— Begin Records shown —

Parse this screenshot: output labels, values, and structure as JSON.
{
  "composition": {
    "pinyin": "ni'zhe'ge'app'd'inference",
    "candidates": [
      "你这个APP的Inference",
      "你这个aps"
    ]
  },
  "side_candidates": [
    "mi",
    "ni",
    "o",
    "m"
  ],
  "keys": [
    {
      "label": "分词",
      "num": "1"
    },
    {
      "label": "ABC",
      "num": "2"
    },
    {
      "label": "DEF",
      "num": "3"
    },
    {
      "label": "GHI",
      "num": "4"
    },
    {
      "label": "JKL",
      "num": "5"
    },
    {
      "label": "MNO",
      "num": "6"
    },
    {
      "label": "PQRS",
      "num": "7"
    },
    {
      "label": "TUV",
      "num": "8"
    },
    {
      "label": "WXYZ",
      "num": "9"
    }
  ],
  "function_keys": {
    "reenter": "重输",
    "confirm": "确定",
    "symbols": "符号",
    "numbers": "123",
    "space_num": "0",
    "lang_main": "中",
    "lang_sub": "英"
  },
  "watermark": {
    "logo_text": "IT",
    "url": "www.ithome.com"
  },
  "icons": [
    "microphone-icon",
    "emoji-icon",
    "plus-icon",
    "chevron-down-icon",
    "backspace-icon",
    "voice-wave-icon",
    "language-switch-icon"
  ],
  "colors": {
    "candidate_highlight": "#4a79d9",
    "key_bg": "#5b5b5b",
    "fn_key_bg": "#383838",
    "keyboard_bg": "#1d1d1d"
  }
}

— End Records shown —

Reproduce the complete set of lines precisely as supplied.

Parse this screenshot: output labels, values, and structure as JSON.
{
  "composition": {
    "pinyin": "ni'zhe'ge'app'd'inference",
    "candidates": [
      "你这个APP的Inference",
      "你这个aps"
    ]
  },
  "side_candidates": [
    "mi",
    "ni",
    "o",
    "m"
  ],
  "keys": [
    {
      "label": "分词",
      "num": "1"
    },
    {
      "label": "ABC",
      "num": "2"
    },
    {
      "label": "DEF",
      "num": "3"
    },
    {
      "label": "GHI",
      "num": "4"
    },
    {
      "label": "JKL",
      "num": "5"
    },
    {
      "label": "MNO",
      "num": "6"
    },
    {
      "label": "PQRS",
      "num": "7"
    },
    {
      "label": "TUV",
      "num": "8"
    },
    {
      "label": "WXYZ",
      "num": "9"
    }
  ],
  "function_keys": {
    "reenter": "重输",
    "confirm": "确定",
    "symbols": "符号",
    "numbers": "123",
    "space_num": "0",
    "lang_main": "中",
    "lang_sub": "英"
  },
  "watermark": {
    "logo_text": "IT",
    "url": "www.ithome.com"
  },
  "icons": [
    "microphone-icon",
    "emoji-icon",
    "plus-icon",
    "chevron-down-icon",
    "backspace-icon",
    "voice-wave-icon",
    "language-switch-icon"
  ],
  "colors": {
    "candidate_highlight": "#4a79d9",
    "key_bg": "#5b5b5b",
    "fn_key_bg": "#383838",
    "keyboard_bg": "#1d1d1d"
  }
}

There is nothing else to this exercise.